- **GOAL OF THE EXERCISE**: Collect all lines from the records below that include the word "Yesterday".

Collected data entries
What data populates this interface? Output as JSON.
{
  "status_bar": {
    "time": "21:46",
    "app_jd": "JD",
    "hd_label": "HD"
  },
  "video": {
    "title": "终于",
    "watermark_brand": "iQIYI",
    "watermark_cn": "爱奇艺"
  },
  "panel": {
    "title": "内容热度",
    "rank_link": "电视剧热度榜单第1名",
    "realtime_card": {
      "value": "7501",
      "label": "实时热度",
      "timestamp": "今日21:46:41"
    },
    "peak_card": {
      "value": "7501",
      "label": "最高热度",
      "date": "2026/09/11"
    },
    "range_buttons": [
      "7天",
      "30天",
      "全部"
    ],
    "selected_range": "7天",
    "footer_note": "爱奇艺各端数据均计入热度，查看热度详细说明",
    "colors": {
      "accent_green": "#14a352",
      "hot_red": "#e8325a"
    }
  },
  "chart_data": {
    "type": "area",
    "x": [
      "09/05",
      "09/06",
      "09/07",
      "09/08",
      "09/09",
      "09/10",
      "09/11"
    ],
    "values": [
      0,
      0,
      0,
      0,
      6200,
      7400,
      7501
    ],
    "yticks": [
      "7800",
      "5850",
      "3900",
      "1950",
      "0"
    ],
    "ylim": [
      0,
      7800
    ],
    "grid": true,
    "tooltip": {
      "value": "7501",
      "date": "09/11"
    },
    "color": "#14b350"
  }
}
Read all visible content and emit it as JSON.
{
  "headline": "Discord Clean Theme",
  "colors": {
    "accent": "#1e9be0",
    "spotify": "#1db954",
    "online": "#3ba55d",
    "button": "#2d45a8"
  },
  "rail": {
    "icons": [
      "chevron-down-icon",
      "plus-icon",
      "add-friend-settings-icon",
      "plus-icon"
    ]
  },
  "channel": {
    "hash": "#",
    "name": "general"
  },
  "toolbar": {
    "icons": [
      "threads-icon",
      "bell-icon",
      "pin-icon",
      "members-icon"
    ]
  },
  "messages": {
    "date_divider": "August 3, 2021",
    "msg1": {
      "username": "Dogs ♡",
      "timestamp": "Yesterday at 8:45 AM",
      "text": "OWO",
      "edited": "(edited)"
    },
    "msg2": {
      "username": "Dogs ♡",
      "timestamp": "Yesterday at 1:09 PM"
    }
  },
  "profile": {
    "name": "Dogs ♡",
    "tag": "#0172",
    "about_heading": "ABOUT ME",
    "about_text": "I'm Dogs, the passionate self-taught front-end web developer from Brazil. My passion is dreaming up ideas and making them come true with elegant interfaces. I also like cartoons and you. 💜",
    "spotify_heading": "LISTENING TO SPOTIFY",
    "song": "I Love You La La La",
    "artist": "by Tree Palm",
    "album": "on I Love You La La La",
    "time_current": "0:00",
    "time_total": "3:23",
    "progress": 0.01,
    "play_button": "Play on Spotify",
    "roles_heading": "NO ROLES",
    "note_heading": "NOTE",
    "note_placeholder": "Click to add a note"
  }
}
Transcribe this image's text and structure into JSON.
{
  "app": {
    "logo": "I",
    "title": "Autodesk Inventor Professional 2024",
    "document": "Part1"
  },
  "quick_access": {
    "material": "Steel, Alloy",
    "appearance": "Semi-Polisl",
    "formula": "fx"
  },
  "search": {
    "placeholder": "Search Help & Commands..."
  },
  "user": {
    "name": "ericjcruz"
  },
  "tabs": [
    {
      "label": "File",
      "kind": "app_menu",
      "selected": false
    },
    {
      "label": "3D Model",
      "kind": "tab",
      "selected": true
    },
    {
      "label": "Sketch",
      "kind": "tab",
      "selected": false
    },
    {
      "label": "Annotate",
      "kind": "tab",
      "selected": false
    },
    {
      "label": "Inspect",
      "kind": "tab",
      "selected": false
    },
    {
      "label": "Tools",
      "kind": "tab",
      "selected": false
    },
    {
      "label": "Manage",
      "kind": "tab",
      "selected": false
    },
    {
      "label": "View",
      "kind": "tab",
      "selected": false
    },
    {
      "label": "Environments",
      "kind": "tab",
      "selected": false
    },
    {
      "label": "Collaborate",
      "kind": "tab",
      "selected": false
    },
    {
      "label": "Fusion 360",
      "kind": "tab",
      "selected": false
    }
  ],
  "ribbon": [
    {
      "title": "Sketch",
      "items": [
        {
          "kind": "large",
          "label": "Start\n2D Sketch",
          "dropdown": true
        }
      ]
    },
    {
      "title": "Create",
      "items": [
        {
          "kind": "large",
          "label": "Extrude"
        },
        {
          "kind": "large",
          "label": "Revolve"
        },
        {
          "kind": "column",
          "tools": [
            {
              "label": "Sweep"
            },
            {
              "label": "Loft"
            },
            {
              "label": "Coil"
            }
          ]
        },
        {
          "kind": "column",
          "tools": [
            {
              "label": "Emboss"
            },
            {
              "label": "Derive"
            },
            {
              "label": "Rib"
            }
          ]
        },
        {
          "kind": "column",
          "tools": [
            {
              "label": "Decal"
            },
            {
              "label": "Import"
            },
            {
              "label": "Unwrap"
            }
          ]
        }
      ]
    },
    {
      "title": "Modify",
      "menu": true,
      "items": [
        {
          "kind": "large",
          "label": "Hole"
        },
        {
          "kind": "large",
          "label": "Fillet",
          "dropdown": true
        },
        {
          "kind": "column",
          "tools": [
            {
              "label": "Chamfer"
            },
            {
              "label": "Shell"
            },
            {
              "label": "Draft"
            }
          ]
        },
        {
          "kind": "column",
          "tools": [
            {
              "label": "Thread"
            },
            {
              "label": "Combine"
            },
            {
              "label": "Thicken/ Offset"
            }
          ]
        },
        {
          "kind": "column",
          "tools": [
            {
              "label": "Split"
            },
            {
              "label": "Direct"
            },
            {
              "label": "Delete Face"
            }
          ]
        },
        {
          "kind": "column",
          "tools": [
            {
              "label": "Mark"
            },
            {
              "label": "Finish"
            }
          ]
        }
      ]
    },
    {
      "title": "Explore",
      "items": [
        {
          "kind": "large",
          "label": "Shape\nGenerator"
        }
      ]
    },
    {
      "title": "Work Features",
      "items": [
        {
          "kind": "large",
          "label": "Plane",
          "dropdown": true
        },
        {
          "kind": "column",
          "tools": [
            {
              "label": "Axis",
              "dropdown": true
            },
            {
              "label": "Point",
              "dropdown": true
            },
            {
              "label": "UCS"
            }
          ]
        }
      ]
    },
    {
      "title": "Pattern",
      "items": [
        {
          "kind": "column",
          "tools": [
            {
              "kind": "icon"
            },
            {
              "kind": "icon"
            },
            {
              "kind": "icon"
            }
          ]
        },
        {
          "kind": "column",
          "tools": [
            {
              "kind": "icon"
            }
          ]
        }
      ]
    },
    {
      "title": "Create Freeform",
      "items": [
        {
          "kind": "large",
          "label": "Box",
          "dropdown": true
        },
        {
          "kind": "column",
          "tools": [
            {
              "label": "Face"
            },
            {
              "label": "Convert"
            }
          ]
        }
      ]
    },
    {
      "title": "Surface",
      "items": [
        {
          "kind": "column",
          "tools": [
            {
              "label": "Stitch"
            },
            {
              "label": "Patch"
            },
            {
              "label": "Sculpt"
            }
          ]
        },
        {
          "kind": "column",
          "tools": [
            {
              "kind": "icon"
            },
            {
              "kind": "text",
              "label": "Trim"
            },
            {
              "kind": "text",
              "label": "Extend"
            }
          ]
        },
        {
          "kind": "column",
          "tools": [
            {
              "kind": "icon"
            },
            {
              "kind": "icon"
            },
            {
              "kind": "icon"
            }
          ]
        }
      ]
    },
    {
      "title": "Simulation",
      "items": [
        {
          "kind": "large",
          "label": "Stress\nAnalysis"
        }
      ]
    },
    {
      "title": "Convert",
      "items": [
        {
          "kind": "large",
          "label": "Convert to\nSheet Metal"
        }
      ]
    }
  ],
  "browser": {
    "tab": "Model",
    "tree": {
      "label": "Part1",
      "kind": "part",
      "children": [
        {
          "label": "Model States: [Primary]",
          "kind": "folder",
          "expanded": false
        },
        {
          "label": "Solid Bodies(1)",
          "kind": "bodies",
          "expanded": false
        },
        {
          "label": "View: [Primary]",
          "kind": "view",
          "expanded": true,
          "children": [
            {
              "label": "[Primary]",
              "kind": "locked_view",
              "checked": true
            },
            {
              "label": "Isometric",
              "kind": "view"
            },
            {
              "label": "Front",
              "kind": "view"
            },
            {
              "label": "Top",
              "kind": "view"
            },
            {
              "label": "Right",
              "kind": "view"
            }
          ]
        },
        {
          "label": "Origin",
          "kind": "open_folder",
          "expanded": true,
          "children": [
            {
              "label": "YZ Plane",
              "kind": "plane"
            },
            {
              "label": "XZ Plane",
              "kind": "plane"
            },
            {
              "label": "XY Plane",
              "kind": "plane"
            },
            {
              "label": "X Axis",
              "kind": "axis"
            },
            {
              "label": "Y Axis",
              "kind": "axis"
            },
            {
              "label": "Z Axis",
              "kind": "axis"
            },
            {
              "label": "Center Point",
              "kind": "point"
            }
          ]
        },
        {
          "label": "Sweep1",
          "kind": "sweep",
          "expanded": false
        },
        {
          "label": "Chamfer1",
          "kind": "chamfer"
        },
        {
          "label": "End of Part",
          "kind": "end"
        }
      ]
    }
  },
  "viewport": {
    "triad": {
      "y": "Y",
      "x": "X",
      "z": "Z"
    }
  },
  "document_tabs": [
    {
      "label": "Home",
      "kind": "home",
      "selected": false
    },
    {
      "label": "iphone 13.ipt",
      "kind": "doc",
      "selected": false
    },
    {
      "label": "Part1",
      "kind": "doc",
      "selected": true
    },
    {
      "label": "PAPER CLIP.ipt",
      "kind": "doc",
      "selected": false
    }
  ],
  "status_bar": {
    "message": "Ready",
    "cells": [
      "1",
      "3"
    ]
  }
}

- **OUTPUT BELOW**:
      "timestamp": "Yesterday at 8:45 AM",
      "timestamp": "Yesterday at 1:09 PM"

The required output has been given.